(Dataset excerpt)
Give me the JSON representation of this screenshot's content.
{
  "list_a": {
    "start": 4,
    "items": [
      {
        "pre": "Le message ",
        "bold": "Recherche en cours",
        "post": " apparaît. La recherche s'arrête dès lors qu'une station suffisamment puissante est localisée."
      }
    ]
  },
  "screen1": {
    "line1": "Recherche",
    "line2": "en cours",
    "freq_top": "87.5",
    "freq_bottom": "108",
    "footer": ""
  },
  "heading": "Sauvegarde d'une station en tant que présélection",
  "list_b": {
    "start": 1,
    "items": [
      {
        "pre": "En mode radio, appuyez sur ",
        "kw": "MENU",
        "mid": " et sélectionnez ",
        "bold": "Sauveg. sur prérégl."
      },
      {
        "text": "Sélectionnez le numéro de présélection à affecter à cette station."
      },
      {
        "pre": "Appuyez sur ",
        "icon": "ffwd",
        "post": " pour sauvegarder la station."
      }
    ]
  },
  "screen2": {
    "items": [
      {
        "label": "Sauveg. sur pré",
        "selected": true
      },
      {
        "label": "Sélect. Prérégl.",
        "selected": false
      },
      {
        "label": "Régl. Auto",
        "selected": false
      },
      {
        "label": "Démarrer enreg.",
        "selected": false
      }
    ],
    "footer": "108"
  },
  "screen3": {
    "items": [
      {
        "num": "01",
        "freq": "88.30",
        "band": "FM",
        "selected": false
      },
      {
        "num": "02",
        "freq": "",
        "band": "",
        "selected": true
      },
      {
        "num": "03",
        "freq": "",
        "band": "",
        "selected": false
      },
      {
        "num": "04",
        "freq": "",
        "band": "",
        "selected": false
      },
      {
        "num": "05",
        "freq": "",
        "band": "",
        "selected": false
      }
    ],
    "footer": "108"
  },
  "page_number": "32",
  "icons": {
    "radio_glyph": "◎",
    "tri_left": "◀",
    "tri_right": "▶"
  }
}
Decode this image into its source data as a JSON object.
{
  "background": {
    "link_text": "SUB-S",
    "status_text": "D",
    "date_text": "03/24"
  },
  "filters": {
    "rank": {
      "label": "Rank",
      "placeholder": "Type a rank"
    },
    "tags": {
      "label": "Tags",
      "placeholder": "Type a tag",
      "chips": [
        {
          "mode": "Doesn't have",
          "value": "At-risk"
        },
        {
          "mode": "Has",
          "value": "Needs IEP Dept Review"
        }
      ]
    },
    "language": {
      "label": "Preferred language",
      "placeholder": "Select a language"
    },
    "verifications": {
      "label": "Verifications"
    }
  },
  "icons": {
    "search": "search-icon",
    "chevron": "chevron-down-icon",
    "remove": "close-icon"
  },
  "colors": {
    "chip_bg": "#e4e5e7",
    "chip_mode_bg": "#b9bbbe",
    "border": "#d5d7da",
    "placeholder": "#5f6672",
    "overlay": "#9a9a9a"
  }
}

## [REQUIRED WORK]
Write out the data exactly as it stands.

## [ANSWER BELOW]
Give me the JSON representation of this screenshot's content.
{
  "list_a": {
    "start": 4,
    "items": [
      {
        "pre": "Le message ",
        "bold": "Recherche en cours",
        "post": " apparaît. La recherche s'arrête dès lors qu'une station suffisamment puissante est localisée."
      }
    ]
  },
  "screen1": {
    "line1": "Recherche",
    "line2": "en cours",
    "freq_top": "87.5",
    "freq_bottom": "108",
    "footer": ""
  },
  "heading": "Sauvegarde d'une station en tant que présélection",
  "list_b": {
    "start": 1,
    "items": [
      {
        "pre": "En mode radio, appuyez sur ",
        "kw": "MENU",
        "mid": " et sélectionnez ",
        "bold": "Sauveg. sur prérégl."
      },
      {
        "text": "Sélectionnez le numéro de présélection à affecter à cette station."
      },
      {
        "pre": "Appuyez sur ",
        "icon": "ffwd",
        "post": " pour sauvegarder la station."
      }
    ]
  },
  "screen2": {
    "items": [
      {
        "label": "Sauveg. sur pré",
        "selected": true
      },
      {
        "label": "Sélect. Prérégl.",
        "selected": false
      },
      {
        "label": "Régl. Auto",
        "selected": false
      },
      {
        "label": "Démarrer enreg.",
        "selected": false
      }
    ],
    "footer": "108"
  },
  "screen3": {
    "items": [
      {
        "num": "01",
        "freq": "88.30",
        "band": "FM",
        "selected": false
      },
      {
        "num": "02",
        "freq": "",
        "band": "",
        "selected": true
      },
      {
        "num": "03",
        "freq": "",
        "band": "",
        "selected": false
      },
      {
        "num": "04",
        "freq": "",
        "band": "",
        "selected": false
      },
      {
        "num": "05",
        "freq": "",
        "band": "",
        "selected": false
      }
    ],
    "footer": "108"
  },
  "page_number": "32",
  "icons": {
    "radio_glyph": "◎",
    "tri_left": "◀",
    "tri_right": "▶"
  }
}
Decode this image into its source data as a JSON object.
{
  "background": {
    "link_text": "SUB-S",
    "status_text": "D",
    "date_text": "03/24"
  },
  "filters": {
    "rank": {
      "label": "Rank",
      "placeholder": "Type a rank"
    },
    "tags": {
      "label": "Tags",
      "placeholder": "Type a tag",
      "chips": [
        {
          "mode": "Doesn't have",
          "value": "At-risk"
        },
        {
          "mode": "Has",
          "value": "Needs IEP Dept Review"
        }
      ]
    },
    "language": {
      "label": "Preferred language",
      "placeholder": "Select a language"
    },
    "verifications": {
      "label": "Verifications"
    }
  },
  "icons": {
    "search": "search-icon",
    "chevron": "chevron-down-icon",
    "remove": "close-icon"
  },
  "colors": {
    "chip_bg": "#e4e5e7",
    "chip_mode_bg": "#b9bbbe",
    "border": "#d5d7da",
    "placeholder": "#5f6672",
    "overlay": "#9a9a9a"
  }
}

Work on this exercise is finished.